[OBJECTIVE] Which lines below hold the word "arrow"? Report each one.

• • •

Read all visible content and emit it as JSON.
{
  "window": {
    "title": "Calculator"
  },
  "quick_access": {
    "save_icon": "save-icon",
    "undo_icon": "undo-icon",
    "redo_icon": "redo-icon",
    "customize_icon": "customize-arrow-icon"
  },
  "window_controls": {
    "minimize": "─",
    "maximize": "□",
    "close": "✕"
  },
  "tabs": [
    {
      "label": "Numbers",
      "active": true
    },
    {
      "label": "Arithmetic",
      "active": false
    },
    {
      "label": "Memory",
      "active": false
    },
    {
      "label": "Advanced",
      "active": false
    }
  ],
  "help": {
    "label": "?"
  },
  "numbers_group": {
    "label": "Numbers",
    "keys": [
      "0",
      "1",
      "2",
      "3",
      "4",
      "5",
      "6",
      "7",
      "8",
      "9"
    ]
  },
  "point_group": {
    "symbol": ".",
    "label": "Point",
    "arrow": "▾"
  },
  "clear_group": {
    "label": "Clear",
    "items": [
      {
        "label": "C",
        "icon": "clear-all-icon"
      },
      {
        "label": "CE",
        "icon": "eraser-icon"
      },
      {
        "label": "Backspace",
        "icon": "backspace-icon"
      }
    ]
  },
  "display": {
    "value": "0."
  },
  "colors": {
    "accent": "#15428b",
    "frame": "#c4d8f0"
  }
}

• • •

[PROBLEM SOLUTION]
    "customize_icon": "customize-arrow-icon"
    "arrow": "▾"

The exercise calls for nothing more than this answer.